_What you should do_:
Copy each line in the data that includes the word "Springer".

_Data supplied_:
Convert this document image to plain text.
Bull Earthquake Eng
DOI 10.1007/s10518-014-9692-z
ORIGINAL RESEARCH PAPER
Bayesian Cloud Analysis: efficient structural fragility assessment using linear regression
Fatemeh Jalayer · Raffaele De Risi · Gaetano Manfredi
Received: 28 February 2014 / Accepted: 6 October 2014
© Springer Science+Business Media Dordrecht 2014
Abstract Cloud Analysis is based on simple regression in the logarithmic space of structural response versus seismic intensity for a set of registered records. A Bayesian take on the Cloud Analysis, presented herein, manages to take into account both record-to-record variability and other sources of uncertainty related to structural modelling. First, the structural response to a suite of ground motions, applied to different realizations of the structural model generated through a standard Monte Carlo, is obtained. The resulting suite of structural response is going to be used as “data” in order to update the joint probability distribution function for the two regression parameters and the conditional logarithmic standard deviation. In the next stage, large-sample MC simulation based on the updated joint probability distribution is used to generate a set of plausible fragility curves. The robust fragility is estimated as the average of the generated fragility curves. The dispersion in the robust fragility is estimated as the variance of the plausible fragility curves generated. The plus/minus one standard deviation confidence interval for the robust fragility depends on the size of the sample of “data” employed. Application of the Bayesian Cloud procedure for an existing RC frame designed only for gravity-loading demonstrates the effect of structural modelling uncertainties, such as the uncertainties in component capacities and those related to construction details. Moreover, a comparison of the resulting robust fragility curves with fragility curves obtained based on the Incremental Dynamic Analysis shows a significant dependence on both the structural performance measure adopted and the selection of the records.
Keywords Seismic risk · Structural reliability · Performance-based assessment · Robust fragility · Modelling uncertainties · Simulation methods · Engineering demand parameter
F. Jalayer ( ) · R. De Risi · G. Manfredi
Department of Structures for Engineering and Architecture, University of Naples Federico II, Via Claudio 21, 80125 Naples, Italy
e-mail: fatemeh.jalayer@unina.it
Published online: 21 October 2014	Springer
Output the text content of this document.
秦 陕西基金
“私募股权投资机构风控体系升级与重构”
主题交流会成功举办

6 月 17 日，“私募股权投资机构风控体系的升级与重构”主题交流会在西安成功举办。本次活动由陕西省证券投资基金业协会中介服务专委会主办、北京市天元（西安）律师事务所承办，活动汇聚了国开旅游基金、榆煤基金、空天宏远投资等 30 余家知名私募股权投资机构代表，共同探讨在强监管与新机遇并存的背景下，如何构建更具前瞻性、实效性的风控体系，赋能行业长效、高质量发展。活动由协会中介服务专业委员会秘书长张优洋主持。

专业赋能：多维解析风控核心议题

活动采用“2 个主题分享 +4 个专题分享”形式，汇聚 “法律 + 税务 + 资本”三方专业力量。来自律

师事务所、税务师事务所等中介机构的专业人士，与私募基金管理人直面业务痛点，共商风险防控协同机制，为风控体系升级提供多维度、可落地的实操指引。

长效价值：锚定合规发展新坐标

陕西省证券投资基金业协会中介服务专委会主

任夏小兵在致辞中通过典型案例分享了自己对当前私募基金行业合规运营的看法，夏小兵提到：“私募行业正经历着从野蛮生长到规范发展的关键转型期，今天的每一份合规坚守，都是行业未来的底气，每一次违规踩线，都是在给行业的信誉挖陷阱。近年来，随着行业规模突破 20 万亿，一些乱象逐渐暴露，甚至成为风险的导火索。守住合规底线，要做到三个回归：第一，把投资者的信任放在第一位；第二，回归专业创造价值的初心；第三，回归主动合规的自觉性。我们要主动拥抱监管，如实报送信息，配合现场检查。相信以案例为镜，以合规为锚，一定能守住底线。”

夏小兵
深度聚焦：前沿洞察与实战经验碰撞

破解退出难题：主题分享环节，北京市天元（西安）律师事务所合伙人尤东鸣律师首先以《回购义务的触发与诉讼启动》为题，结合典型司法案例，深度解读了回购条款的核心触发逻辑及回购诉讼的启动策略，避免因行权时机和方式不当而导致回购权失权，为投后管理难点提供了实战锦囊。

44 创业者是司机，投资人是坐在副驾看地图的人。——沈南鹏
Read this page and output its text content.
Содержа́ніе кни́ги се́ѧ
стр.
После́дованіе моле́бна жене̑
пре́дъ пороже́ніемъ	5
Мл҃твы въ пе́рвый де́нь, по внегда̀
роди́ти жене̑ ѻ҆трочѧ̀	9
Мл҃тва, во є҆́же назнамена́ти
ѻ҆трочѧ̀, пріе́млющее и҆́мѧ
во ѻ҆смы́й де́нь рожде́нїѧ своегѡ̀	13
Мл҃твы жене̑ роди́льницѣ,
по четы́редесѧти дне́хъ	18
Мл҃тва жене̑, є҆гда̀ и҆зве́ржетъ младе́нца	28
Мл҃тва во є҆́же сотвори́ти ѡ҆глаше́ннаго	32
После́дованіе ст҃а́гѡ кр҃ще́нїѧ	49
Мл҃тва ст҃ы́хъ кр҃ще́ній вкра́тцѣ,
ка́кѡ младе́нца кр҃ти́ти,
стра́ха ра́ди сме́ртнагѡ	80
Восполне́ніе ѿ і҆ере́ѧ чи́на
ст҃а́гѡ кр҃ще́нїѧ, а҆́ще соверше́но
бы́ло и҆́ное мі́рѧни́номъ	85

_Response_:
© Springer Science+Business Media Dordrecht 2014
Published online: 21 October 2014	Springer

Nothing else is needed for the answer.